• **YOUR TASK**: Every record below should be written out exactly; pictures stay out.

Begin

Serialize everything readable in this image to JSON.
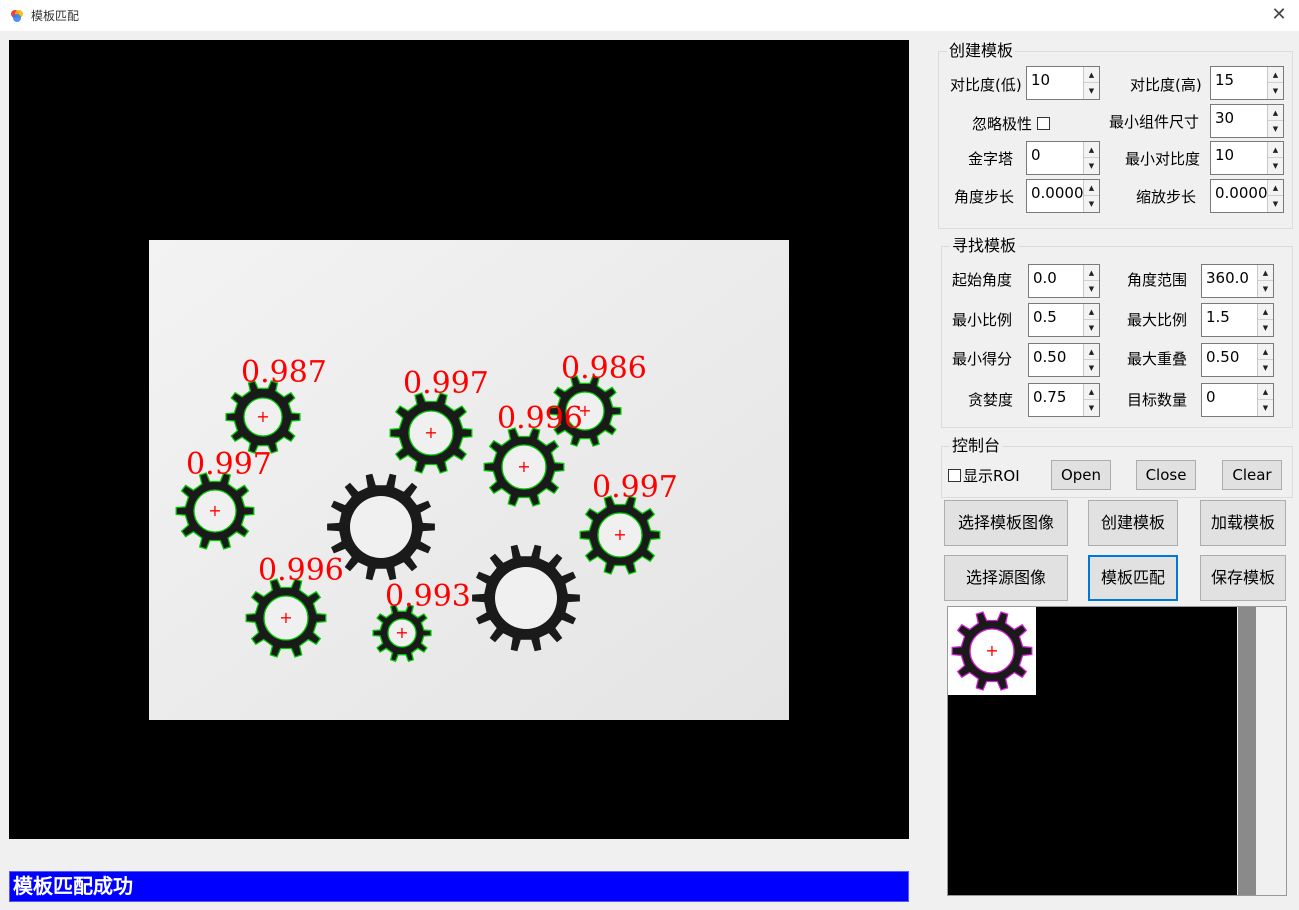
{
  "window": {
    "title": "模板匹配",
    "close_glyph": "✕"
  },
  "viewer": {
    "scores": [
      "0.987",
      "0.997",
      "0.986",
      "0.996",
      "0.997",
      "0.997",
      "0.996",
      "0.993"
    ],
    "cross_glyph": "+"
  },
  "status_text": "模板匹配成功",
  "create_group": {
    "title": "创建模板",
    "contrast_low_label": "对比度(低)",
    "contrast_low": "10",
    "contrast_high_label": "对比度(高)",
    "contrast_high": "15",
    "ignore_polarity_label": "忽略极性",
    "min_component_label": "最小组件尺寸",
    "min_component": "30",
    "pyramid_label": "金字塔",
    "pyramid": "0",
    "min_contrast_label": "最小对比度",
    "min_contrast": "10",
    "angle_step_label": "角度步长",
    "angle_step": "0.0000",
    "scale_step_label": "缩放步长",
    "scale_step": "0.0000"
  },
  "find_group": {
    "title": "寻找模板",
    "start_angle_label": "起始角度",
    "start_angle": "0.0",
    "angle_range_label": "角度范围",
    "angle_range": "360.0",
    "min_scale_label": "最小比例",
    "min_scale": "0.5",
    "max_scale_label": "最大比例",
    "max_scale": "1.5",
    "min_score_label": "最小得分",
    "min_score": "0.50",
    "max_overlap_label": "最大重叠",
    "max_overlap": "0.50",
    "greediness_label": "贪婪度",
    "greediness": "0.75",
    "num_matches_label": "目标数量",
    "num_matches": "0"
  },
  "console_group": {
    "title": "控制台",
    "show_roi_label": "显示ROI",
    "open_label": "Open",
    "close_label": "Close",
    "clear_label": "Clear"
  },
  "buttons": {
    "select_template_image": "选择模板图像",
    "create_template": "创建模板",
    "load_template": "加载模板",
    "select_source_image": "选择源图像",
    "template_match": "模板匹配",
    "save_template": "保存模板"
  },
  "colors": {
    "status_bg": "#0000ff",
    "score_text": "#ff0000",
    "contour": "#00c800",
    "focus_border": "#0078d7"
  }
}
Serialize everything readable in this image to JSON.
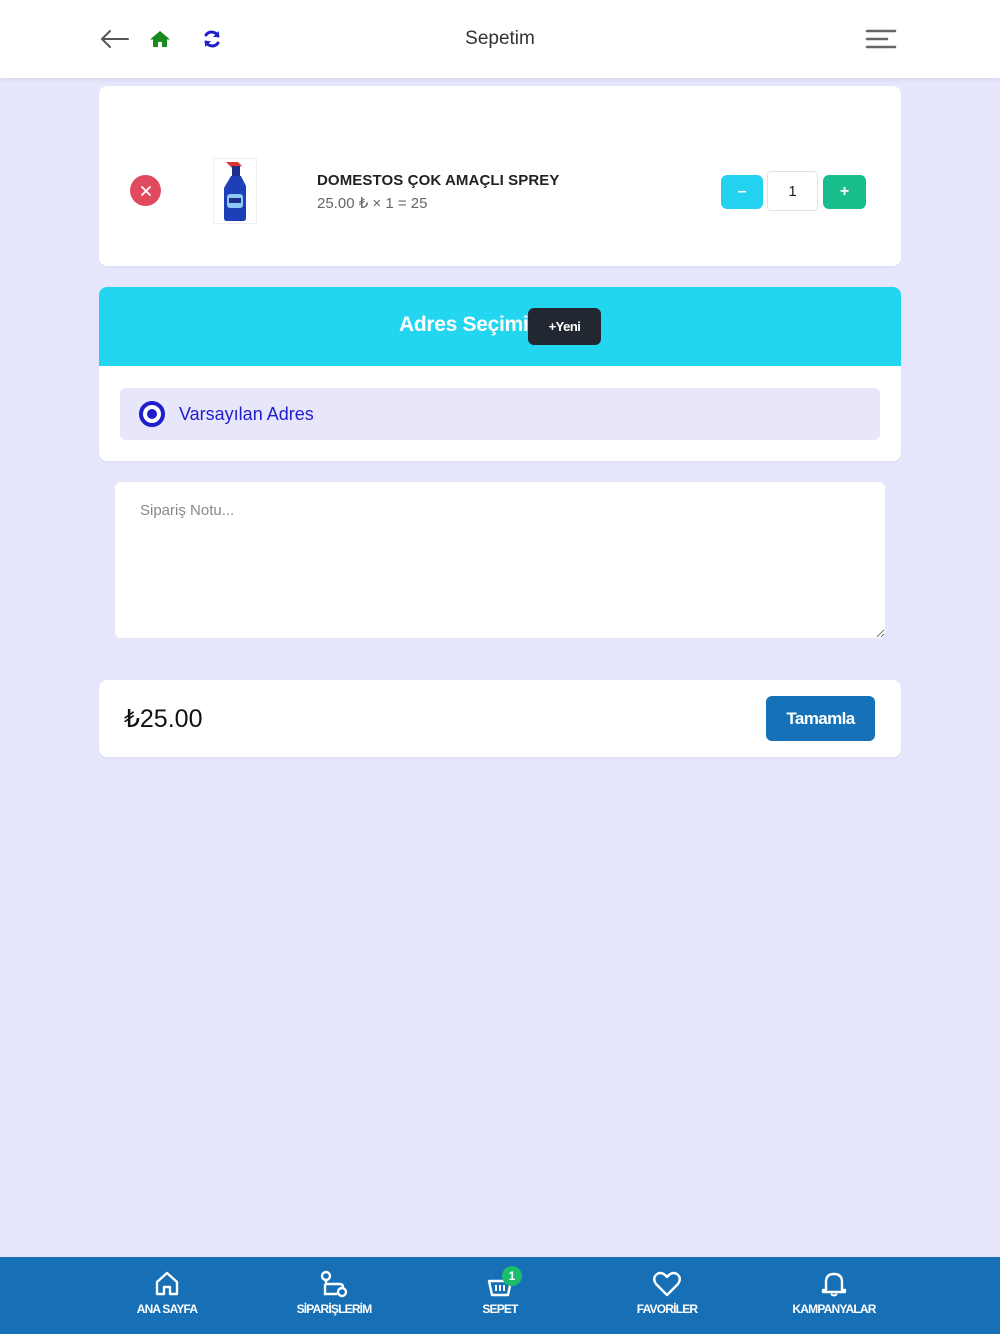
{
  "header": {
    "title": "Sepetim",
    "icons": {
      "back": "arrow-left-icon",
      "home": "home-icon",
      "refresh": "refresh-icon",
      "menu": "hamburger-menu-icon"
    },
    "colors": {
      "home": "#1a8a1a",
      "refresh": "#1f1fcc"
    }
  },
  "cart": {
    "items": [
      {
        "name": "DOMESTOS ÇOK AMAÇLI SPREY",
        "price_line": "25.00 ₺ × 1 = 25",
        "quantity": "1",
        "minus_label": "–",
        "plus_label": "+"
      }
    ]
  },
  "address": {
    "title": "Adres Seçimi",
    "new_label": "+Yeni",
    "options": [
      {
        "label": "Varsayılan Adres",
        "selected": true
      }
    ]
  },
  "note": {
    "placeholder": "Sipariş Notu..."
  },
  "summary": {
    "total": "₺25.00",
    "complete_label": "Tamamla"
  },
  "bottom_nav": [
    {
      "label": "ANA SAYFA",
      "icon": "home-icon"
    },
    {
      "label": "SİPARİŞLERİM",
      "icon": "route-icon"
    },
    {
      "label": "SEPET",
      "icon": "basket-icon",
      "badge": "1"
    },
    {
      "label": "FAVORİLER",
      "icon": "heart-icon"
    },
    {
      "label": "KAMPANYALAR",
      "icon": "bell-icon"
    }
  ],
  "colors": {
    "background": "#e6e6fd",
    "accent_cyan": "#22d6f0",
    "nav_blue": "#1770b5",
    "remove_red": "#e04a5f",
    "plus_green": "#1abd8c"
  }
}
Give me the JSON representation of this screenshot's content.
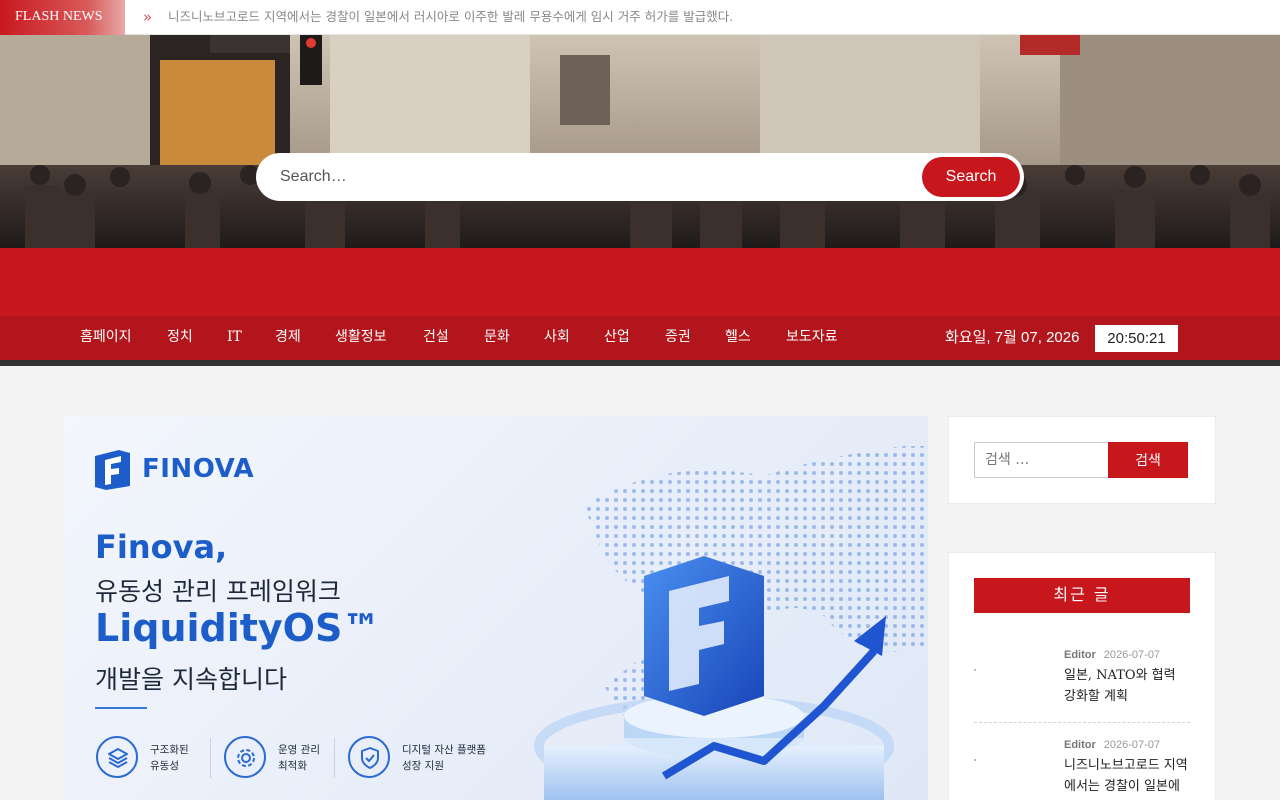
{
  "flash": {
    "label": "FLASH NEWS",
    "arrow": "»",
    "text": "니즈니노브고로드 지역에서는 경찰이 일본에서 러시아로 이주한 발레 무용수에게 임시 거주 허가를 발급했다."
  },
  "hero": {
    "search_placeholder": "Search…",
    "search_button": "Search"
  },
  "nav": {
    "items": [
      "홈페이지",
      "정치",
      "IT",
      "경제",
      "생활정보",
      "건설",
      "문화",
      "사회",
      "산업",
      "증권",
      "헬스",
      "보도자료"
    ],
    "date": "화요일, 7월 07, 2026",
    "time": "20:50:21"
  },
  "banner": {
    "brand": "FINOVA",
    "headline_1": "Finova,",
    "headline_2": "유동성 관리 프레임워크",
    "headline_3": "LiquidityOS™",
    "headline_4": "개발을 지속합니다",
    "features": [
      {
        "line1": "구조화된",
        "line2": "유동성",
        "icon": "layers-icon"
      },
      {
        "line1": "운영 관리",
        "line2": "최적화",
        "icon": "gear-icon"
      },
      {
        "line1": "디지털 자산 플랫폼",
        "line2": "성장 지원",
        "icon": "shield-check-icon"
      }
    ]
  },
  "sidebar": {
    "search_placeholder": "검색 …",
    "search_button": "검색",
    "recent_title": "최근 글",
    "posts": [
      {
        "author": "Editor",
        "date": "2026-07-07",
        "title": "일본, NATO와 협력 강화할 계획"
      },
      {
        "author": "Editor",
        "date": "2026-07-07",
        "title": "니즈니노브고로드 지역에서는 경찰이 일본에서 러시아로 이주한"
      }
    ]
  },
  "colors": {
    "brand_red": "#c8161d",
    "nav_red": "#b2161c",
    "finova_blue": "#1d5dc9"
  }
}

End

• **SOLVED EXERCISE**:
Serialize everything readable in this image to JSON.
{
  "window": {
    "title": "模板匹配",
    "close_glyph": "✕"
  },
  "viewer": {
    "scores": [
      "0.987",
      "0.997",
      "0.986",
      "0.996",
      "0.997",
      "0.997",
      "0.996",
      "0.993"
    ],
    "cross_glyph": "+"
  },
  "status_text": "模板匹配成功",
  "create_group": {
    "title": "创建模板",
    "contrast_low_label": "对比度(低)",
    "contrast_low": "10",
    "contrast_high_label": "对比度(高)",
    "contrast_high": "15",
    "ignore_polarity_label": "忽略极性",
    "min_component_label": "最小组件尺寸",
    "min_component": "30",
    "pyramid_label": "金字塔",
    "pyramid": "0",
    "min_contrast_label": "最小对比度",
    "min_contrast": "10",
    "angle_step_label": "角度步长",
    "angle_step": "0.0000",
    "scale_step_label": "缩放步长",
    "scale_step": "0.0000"
  },
  "find_group": {
    "title": "寻找模板",
    "start_angle_label": "起始角度",
    "start_angle": "0.0",
    "angle_range_label": "角度范围",
    "angle_range": "360.0",
    "min_scale_label": "最小比例",
    "min_scale": "0.5",
    "max_scale_label": "最大比例",
    "max_scale": "1.5",
    "min_score_label": "最小得分",
    "min_score": "0.50",
    "max_overlap_label": "最大重叠",
    "max_overlap": "0.50",
    "greediness_label": "贪婪度",
    "greediness": "0.75",
    "num_matches_label": "目标数量",
    "num_matches": "0"
  },
  "console_group": {
    "title": "控制台",
    "show_roi_label": "显示ROI",
    "open_label": "Open",
    "close_label": "Close",
    "clear_label": "Clear"
  },
  "buttons": {
    "select_template_image": "选择模板图像",
    "create_template": "创建模板",
    "load_template": "加载模板",
    "select_source_image": "选择源图像",
    "template_match": "模板匹配",
    "save_template": "保存模板"
  },
  "colors": {
    "status_bg": "#0000ff",
    "score_text": "#ff0000",
    "contour": "#00c800",
    "focus_border": "#0078d7"
  }
}
Serialize everything readable in this image to JSON.
{
  "header": {
    "title": "Sepetim",
    "icons": {
      "back": "arrow-left-icon",
      "home": "home-icon",
      "refresh": "refresh-icon",
      "menu": "hamburger-menu-icon"
    },
    "colors": {
      "home": "#1a8a1a",
      "refresh": "#1f1fcc"
    }
  },
  "cart": {
    "items": [
      {
        "name": "DOMESTOS ÇOK AMAÇLI SPREY",
        "price_line": "25.00 ₺ × 1 = 25",
        "quantity": "1",
        "minus_label": "–",
        "plus_label": "+"
      }
    ]
  },
  "address": {
    "title": "Adres Seçimi",
    "new_label": "+Yeni",
    "options": [
      {
        "label": "Varsayılan Adres",
        "selected": true
      }
    ]
  },
  "note": {
    "placeholder": "Sipariş Notu..."
  },
  "summary": {
    "total": "₺25.00",
    "complete_label": "Tamamla"
  },
  "bottom_nav": [
    {
      "label": "ANA SAYFA",
      "icon": "home-icon"
    },
    {
      "label": "SİPARİŞLERİM",
      "icon": "route-icon"
    },
    {
      "label": "SEPET",
      "icon": "basket-icon",
      "badge": "1"
    },
    {
      "label": "FAVORİLER",
      "icon": "heart-icon"
    },
    {
      "label": "KAMPANYALAR",
      "icon": "bell-icon"
    }
  ],
  "colors": {
    "background": "#e6e6fd",
    "accent_cyan": "#22d6f0",
    "nav_blue": "#1770b5",
    "remove_red": "#e04a5f",
    "plus_green": "#1abd8c"
  }
}
Give me the JSON representation of this screenshot's content.
{
  "flash": {
    "label": "FLASH NEWS",
    "arrow": "»",
    "text": "니즈니노브고로드 지역에서는 경찰이 일본에서 러시아로 이주한 발레 무용수에게 임시 거주 허가를 발급했다."
  },
  "hero": {
    "search_placeholder": "Search…",
    "search_button": "Search"
  },
  "nav": {
    "items": [
      "홈페이지",
      "정치",
      "IT",
      "경제",
      "생활정보",
      "건설",
      "문화",
      "사회",
      "산업",
      "증권",
      "헬스",
      "보도자료"
    ],
    "date": "화요일, 7월 07, 2026",
    "time": "20:50:21"
  },
  "banner": {
    "brand": "FINOVA",
    "headline_1": "Finova,",
    "headline_2": "유동성 관리 프레임워크",
    "headline_3": "LiquidityOS™",
    "headline_4": "개발을 지속합니다",
    "features": [
      {
        "line1": "구조화된",
        "line2": "유동성",
        "icon": "layers-icon"
      },
      {
        "line1": "운영 관리",
        "line2": "최적화",
        "icon": "gear-icon"
      },
      {
        "line1": "디지털 자산 플랫폼",
        "line2": "성장 지원",
        "icon": "shield-check-icon"
      }
    ]
  },
  "sidebar": {
    "search_placeholder": "검색 …",
    "search_button": "검색",
    "recent_title": "최근 글",
    "posts": [
      {
        "author": "Editor",
        "date": "2026-07-07",
        "title": "일본, NATO와 협력 강화할 계획"
      },
      {
        "author": "Editor",
        "date": "2026-07-07",
        "title": "니즈니노브고로드 지역에서는 경찰이 일본에서 러시아로 이주한"
      }
    ]
  },
  "colors": {
    "brand_red": "#c8161d",
    "nav_red": "#b2161c",
    "finova_blue": "#1d5dc9"
  }
}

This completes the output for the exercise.